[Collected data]
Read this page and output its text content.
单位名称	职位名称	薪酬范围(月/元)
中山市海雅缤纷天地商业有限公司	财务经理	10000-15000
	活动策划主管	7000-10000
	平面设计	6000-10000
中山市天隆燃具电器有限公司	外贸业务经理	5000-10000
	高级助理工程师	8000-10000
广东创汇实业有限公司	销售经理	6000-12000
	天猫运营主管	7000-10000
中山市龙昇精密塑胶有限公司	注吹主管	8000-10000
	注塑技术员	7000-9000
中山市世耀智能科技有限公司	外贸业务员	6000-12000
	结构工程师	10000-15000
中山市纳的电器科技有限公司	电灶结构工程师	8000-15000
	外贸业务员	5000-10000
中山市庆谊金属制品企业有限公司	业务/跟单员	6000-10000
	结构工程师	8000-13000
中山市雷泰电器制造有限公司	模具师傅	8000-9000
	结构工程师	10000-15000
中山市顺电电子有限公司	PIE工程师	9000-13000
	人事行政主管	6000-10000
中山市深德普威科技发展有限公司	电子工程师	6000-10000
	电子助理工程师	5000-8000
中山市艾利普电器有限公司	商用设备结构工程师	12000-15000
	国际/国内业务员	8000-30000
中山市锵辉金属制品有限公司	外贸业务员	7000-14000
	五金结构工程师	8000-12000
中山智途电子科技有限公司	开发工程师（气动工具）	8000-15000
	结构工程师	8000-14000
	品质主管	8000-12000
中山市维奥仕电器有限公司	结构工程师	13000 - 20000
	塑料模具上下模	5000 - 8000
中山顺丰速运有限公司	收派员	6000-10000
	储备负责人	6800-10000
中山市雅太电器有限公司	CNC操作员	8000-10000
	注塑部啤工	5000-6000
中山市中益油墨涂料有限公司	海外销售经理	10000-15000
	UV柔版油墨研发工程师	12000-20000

**What the exercise asks:** Output the lines above verbatim and in full.

**Worked answer:**
Read this page and output its text content.
单位名称	职位名称	薪酬范围(月/元)
中山市海雅缤纷天地商业有限公司	财务经理	10000-15000
	活动策划主管	7000-10000
	平面设计	6000-10000
中山市天隆燃具电器有限公司	外贸业务经理	5000-10000
	高级助理工程师	8000-10000
广东创汇实业有限公司	销售经理	6000-12000
	天猫运营主管	7000-10000
中山市龙昇精密塑胶有限公司	注吹主管	8000-10000
	注塑技术员	7000-9000
中山市世耀智能科技有限公司	外贸业务员	6000-12000
	结构工程师	10000-15000
中山市纳的电器科技有限公司	电灶结构工程师	8000-15000
	外贸业务员	5000-10000
中山市庆谊金属制品企业有限公司	业务/跟单员	6000-10000
	结构工程师	8000-13000
中山市雷泰电器制造有限公司	模具师傅	8000-9000
	结构工程师	10000-15000
中山市顺电电子有限公司	PIE工程师	9000-13000
	人事行政主管	6000-10000
中山市深德普威科技发展有限公司	电子工程师	6000-10000
	电子助理工程师	5000-8000
中山市艾利普电器有限公司	商用设备结构工程师	12000-15000
	国际/国内业务员	8000-30000
中山市锵辉金属制品有限公司	外贸业务员	7000-14000
	五金结构工程师	8000-12000
中山智途电子科技有限公司	开发工程师（气动工具）	8000-15000
	结构工程师	8000-14000
	品质主管	8000-12000
中山市维奥仕电器有限公司	结构工程师	13000 - 20000
	塑料模具上下模	5000 - 8000
中山顺丰速运有限公司	收派员	6000-10000
	储备负责人	6800-10000
中山市雅太电器有限公司	CNC操作员	8000-10000
	注塑部啤工	5000-6000
中山市中益油墨涂料有限公司	海外销售经理	10000-15000
	UV柔版油墨研发工程师	12000-20000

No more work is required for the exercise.